--- Start ---

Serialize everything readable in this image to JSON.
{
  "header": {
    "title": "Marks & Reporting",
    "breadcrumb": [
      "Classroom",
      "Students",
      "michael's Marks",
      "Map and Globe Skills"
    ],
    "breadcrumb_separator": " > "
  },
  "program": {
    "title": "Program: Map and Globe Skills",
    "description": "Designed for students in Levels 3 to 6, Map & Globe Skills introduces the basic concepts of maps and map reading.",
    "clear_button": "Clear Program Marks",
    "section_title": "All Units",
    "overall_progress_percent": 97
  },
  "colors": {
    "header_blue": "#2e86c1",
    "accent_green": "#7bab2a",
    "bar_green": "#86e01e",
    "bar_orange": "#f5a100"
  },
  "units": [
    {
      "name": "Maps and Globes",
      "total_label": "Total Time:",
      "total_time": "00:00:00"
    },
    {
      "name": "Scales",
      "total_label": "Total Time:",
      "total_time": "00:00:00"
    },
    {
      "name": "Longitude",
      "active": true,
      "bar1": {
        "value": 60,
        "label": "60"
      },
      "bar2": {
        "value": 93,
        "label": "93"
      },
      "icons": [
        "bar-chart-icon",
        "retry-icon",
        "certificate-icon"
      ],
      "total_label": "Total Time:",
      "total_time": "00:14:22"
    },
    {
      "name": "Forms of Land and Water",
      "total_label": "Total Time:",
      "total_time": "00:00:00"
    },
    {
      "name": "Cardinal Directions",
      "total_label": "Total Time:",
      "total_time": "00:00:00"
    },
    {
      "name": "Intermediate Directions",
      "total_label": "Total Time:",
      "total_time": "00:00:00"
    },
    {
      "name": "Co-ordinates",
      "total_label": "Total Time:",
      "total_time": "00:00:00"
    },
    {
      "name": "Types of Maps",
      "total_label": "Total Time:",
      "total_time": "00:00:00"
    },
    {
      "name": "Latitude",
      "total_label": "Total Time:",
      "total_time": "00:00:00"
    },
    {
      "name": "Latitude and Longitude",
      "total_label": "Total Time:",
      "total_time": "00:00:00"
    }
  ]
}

--- End ---

Your instructions:
Using the material above, print every entry exactly as written.

Response to this task:
Serialize everything readable in this image to JSON.
{
  "header": {
    "title": "Marks & Reporting",
    "breadcrumb": [
      "Classroom",
      "Students",
      "michael's Marks",
      "Map and Globe Skills"
    ],
    "breadcrumb_separator": " > "
  },
  "program": {
    "title": "Program: Map and Globe Skills",
    "description": "Designed for students in Levels 3 to 6, Map & Globe Skills introduces the basic concepts of maps and map reading.",
    "clear_button": "Clear Program Marks",
    "section_title": "All Units",
    "overall_progress_percent": 97
  },
  "colors": {
    "header_blue": "#2e86c1",
    "accent_green": "#7bab2a",
    "bar_green": "#86e01e",
    "bar_orange": "#f5a100"
  },
  "units": [
    {
      "name": "Maps and Globes",
      "total_label": "Total Time:",
      "total_time": "00:00:00"
    },
    {
      "name": "Scales",
      "total_label": "Total Time:",
      "total_time": "00:00:00"
    },
    {
      "name": "Longitude",
      "active": true,
      "bar1": {
        "value": 60,
        "label": "60"
      },
      "bar2": {
        "value": 93,
        "label": "93"
      },
      "icons": [
        "bar-chart-icon",
        "retry-icon",
        "certificate-icon"
      ],
      "total_label": "Total Time:",
      "total_time": "00:14:22"
    },
    {
      "name": "Forms of Land and Water",
      "total_label": "Total Time:",
      "total_time": "00:00:00"
    },
    {
      "name": "Cardinal Directions",
      "total_label": "Total Time:",
      "total_time": "00:00:00"
    },
    {
      "name": "Intermediate Directions",
      "total_label": "Total Time:",
      "total_time": "00:00:00"
    },
    {
      "name": "Co-ordinates",
      "total_label": "Total Time:",
      "total_time": "00:00:00"
    },
    {
      "name": "Types of Maps",
      "total_label": "Total Time:",
      "total_time": "00:00:00"
    },
    {
      "name": "Latitude",
      "total_label": "Total Time:",
      "total_time": "00:00:00"
    },
    {
      "name": "Latitude and Longitude",
      "total_label": "Total Time:",
      "total_time": "00:00:00"
    }
  ]
}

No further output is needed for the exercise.